** Begin Stored records **

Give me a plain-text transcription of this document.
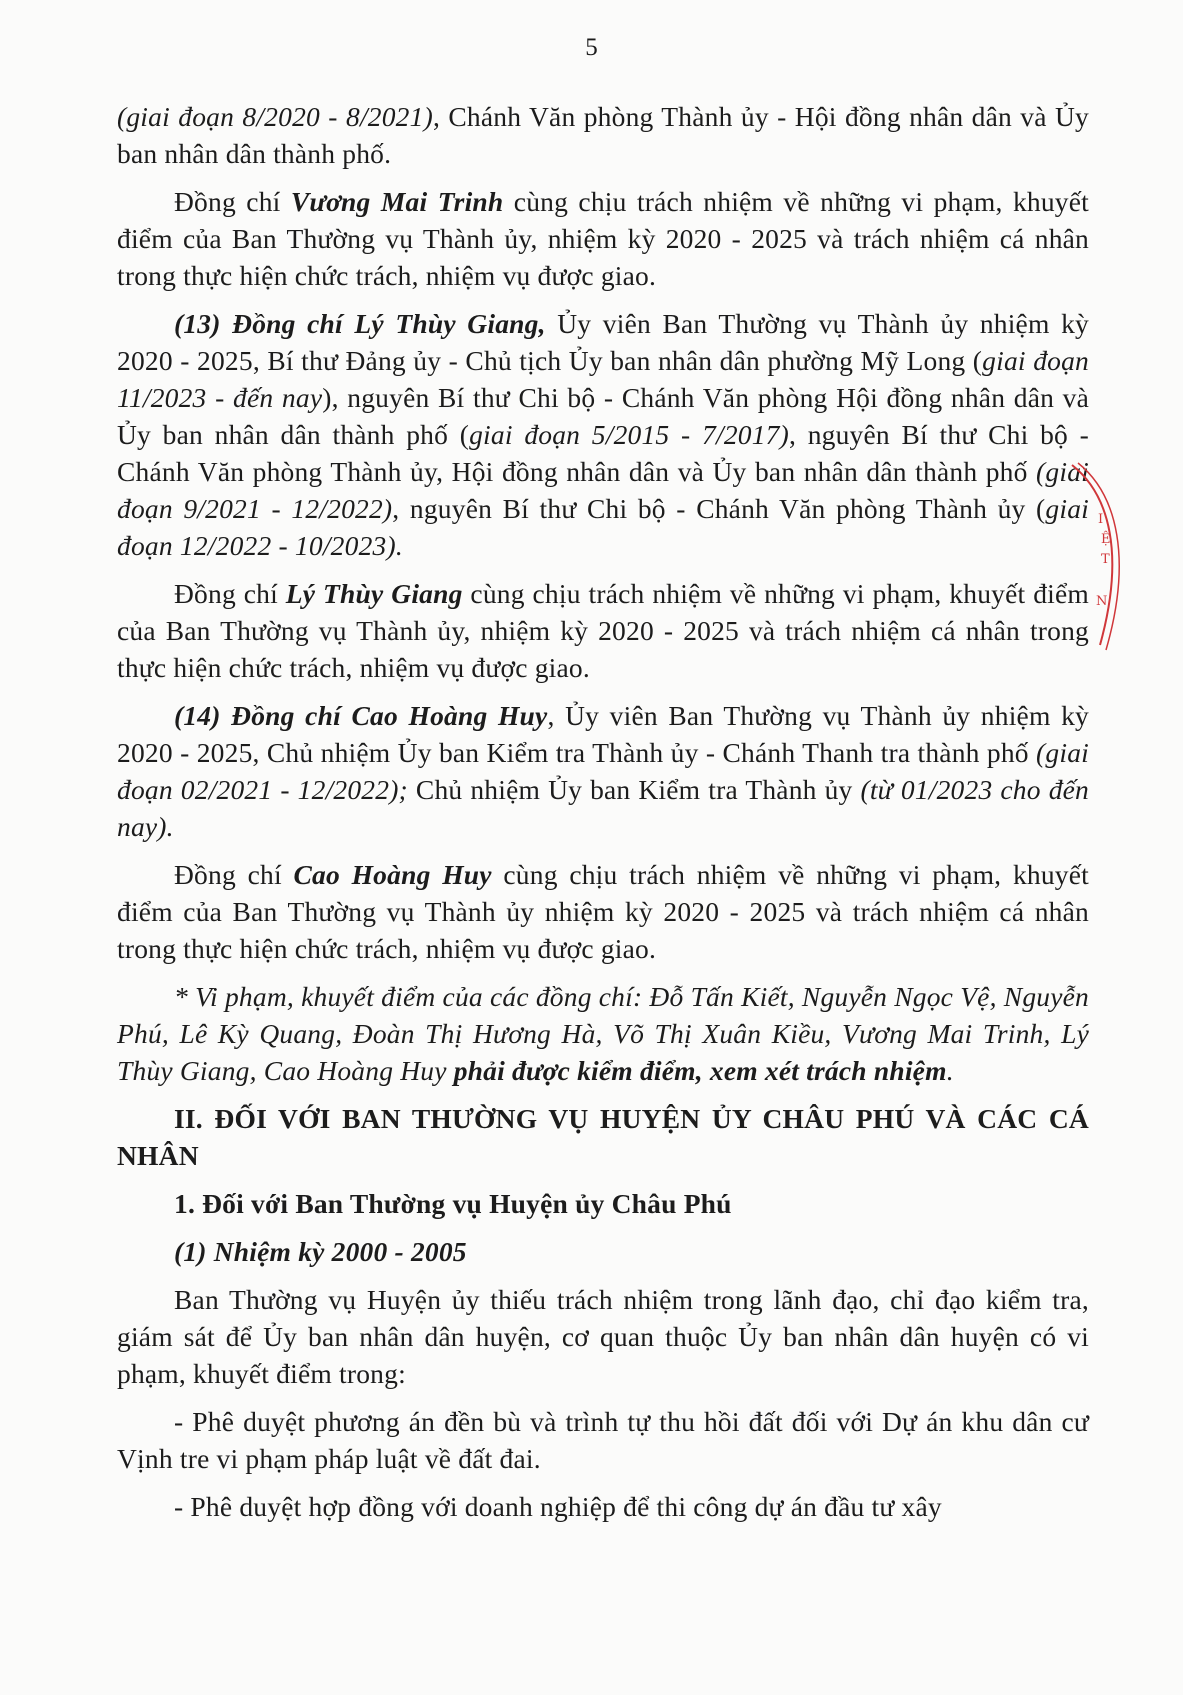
5

(giai đoạn 8/2020 - 8/2021), Chánh Văn phòng Thành ủy - Hội đồng nhân dân và Ủy ban nhân dân thành phố.

Đồng chí Vương Mai Trinh cùng chịu trách nhiệm về những vi phạm, khuyết điểm của Ban Thường vụ Thành ủy, nhiệm kỳ 2020 - 2025 và trách nhiệm cá nhân trong thực hiện chức trách, nhiệm vụ được giao.

(13) Đồng chí Lý Thùy Giang, Ủy viên Ban Thường vụ Thành ủy nhiệm kỳ 2020 - 2025, Bí thư Đảng ủy - Chủ tịch Ủy ban nhân dân phường Mỹ Long (giai đoạn 11/2023 - đến nay), nguyên Bí thư Chi bộ - Chánh Văn phòng Hội đồng nhân dân và Ủy ban nhân dân thành phố (giai đoạn 5/2015 - 7/2017), nguyên Bí thư Chi bộ - Chánh Văn phòng Thành ủy, Hội đồng nhân dân và Ủy ban nhân dân thành phố (giai đoạn 9/2021 - 12/2022), nguyên Bí thư Chi bộ - Chánh Văn phòng Thành ủy (giai đoạn 12/2022 - 10/2023).

Đồng chí Lý Thùy Giang cùng chịu trách nhiệm về những vi phạm, khuyết điểm của Ban Thường vụ Thành ủy, nhiệm kỳ 2020 - 2025 và trách nhiệm cá nhân trong thực hiện chức trách, nhiệm vụ được giao.

(14) Đồng chí Cao Hoàng Huy, Ủy viên Ban Thường vụ Thành ủy nhiệm kỳ 2020 - 2025, Chủ nhiệm Ủy ban Kiểm tra Thành ủy - Chánh Thanh tra thành phố (giai đoạn 02/2021 - 12/2022); Chủ nhiệm Ủy ban Kiểm tra Thành ủy (từ 01/2023 cho đến nay).

Đồng chí Cao Hoàng Huy cùng chịu trách nhiệm về những vi phạm, khuyết điểm của Ban Thường vụ Thành ủy nhiệm kỳ 2020 - 2025 và trách nhiệm cá nhân trong thực hiện chức trách, nhiệm vụ được giao.

* Vi phạm, khuyết điểm của các đồng chí: Đỗ Tấn Kiết, Nguyễn Ngọc Vệ, Nguyễn Phú, Lê Kỳ Quang, Đoàn Thị Hương Hà, Võ Thị Xuân Kiều, Vương Mai Trinh, Lý Thùy Giang, Cao Hoàng Huy phải được kiểm điểm, xem xét trách nhiệm.

II. ĐỐI VỚI BAN THƯỜNG VỤ HUYỆN ỦY CHÂU PHÚ VÀ CÁC CÁ NHÂN

1. Đối với Ban Thường vụ Huyện ủy Châu Phú

(1) Nhiệm kỳ 2000 - 2005

Ban Thường vụ Huyện ủy thiếu trách nhiệm trong lãnh đạo, chỉ đạo kiểm tra, giám sát để Ủy ban nhân dân huyện, cơ quan thuộc Ủy ban nhân dân huyện có vi phạm, khuyết điểm trong:

- Phê duyệt phương án đền bù và trình tự thu hồi đất đối với Dự án khu dân cư Vịnh tre vi phạm pháp luật về đất đai.

- Phê duyệt hợp đồng với doanh nghiệp để thi công dự án đầu tư xây

I
Ệ
T
N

** End Stored records **

→ What the exercise asks:
Without the pictures, return the entries exactly as they appear.

→ Response to this exercise:
Give me a plain-text transcription of this document.
5

(giai đoạn 8/2020 - 8/2021), Chánh Văn phòng Thành ủy - Hội đồng nhân dân và Ủy ban nhân dân thành phố.

Đồng chí Vương Mai Trinh cùng chịu trách nhiệm về những vi phạm, khuyết điểm của Ban Thường vụ Thành ủy, nhiệm kỳ 2020 - 2025 và trách nhiệm cá nhân trong thực hiện chức trách, nhiệm vụ được giao.

(13) Đồng chí Lý Thùy Giang, Ủy viên Ban Thường vụ Thành ủy nhiệm kỳ 2020 - 2025, Bí thư Đảng ủy - Chủ tịch Ủy ban nhân dân phường Mỹ Long (giai đoạn 11/2023 - đến nay), nguyên Bí thư Chi bộ - Chánh Văn phòng Hội đồng nhân dân và Ủy ban nhân dân thành phố (giai đoạn 5/2015 - 7/2017), nguyên Bí thư Chi bộ - Chánh Văn phòng Thành ủy, Hội đồng nhân dân và Ủy ban nhân dân thành phố (giai đoạn 9/2021 - 12/2022), nguyên Bí thư Chi bộ - Chánh Văn phòng Thành ủy (giai đoạn 12/2022 - 10/2023).

Đồng chí Lý Thùy Giang cùng chịu trách nhiệm về những vi phạm, khuyết điểm của Ban Thường vụ Thành ủy, nhiệm kỳ 2020 - 2025 và trách nhiệm cá nhân trong thực hiện chức trách, nhiệm vụ được giao.

(14) Đồng chí Cao Hoàng Huy, Ủy viên Ban Thường vụ Thành ủy nhiệm kỳ 2020 - 2025, Chủ nhiệm Ủy ban Kiểm tra Thành ủy - Chánh Thanh tra thành phố (giai đoạn 02/2021 - 12/2022); Chủ nhiệm Ủy ban Kiểm tra Thành ủy (từ 01/2023 cho đến nay).

Đồng chí Cao Hoàng Huy cùng chịu trách nhiệm về những vi phạm, khuyết điểm của Ban Thường vụ Thành ủy nhiệm kỳ 2020 - 2025 và trách nhiệm cá nhân trong thực hiện chức trách, nhiệm vụ được giao.

* Vi phạm, khuyết điểm của các đồng chí: Đỗ Tấn Kiết, Nguyễn Ngọc Vệ, Nguyễn Phú, Lê Kỳ Quang, Đoàn Thị Hương Hà, Võ Thị Xuân Kiều, Vương Mai Trinh, Lý Thùy Giang, Cao Hoàng Huy phải được kiểm điểm, xem xét trách nhiệm.

II. ĐỐI VỚI BAN THƯỜNG VỤ HUYỆN ỦY CHÂU PHÚ VÀ CÁC CÁ NHÂN

1. Đối với Ban Thường vụ Huyện ủy Châu Phú

(1) Nhiệm kỳ 2000 - 2005

Ban Thường vụ Huyện ủy thiếu trách nhiệm trong lãnh đạo, chỉ đạo kiểm tra, giám sát để Ủy ban nhân dân huyện, cơ quan thuộc Ủy ban nhân dân huyện có vi phạm, khuyết điểm trong:

- Phê duyệt phương án đền bù và trình tự thu hồi đất đối với Dự án khu dân cư Vịnh tre vi phạm pháp luật về đất đai.

- Phê duyệt hợp đồng với doanh nghiệp để thi công dự án đầu tư xây

I
Ệ
T
N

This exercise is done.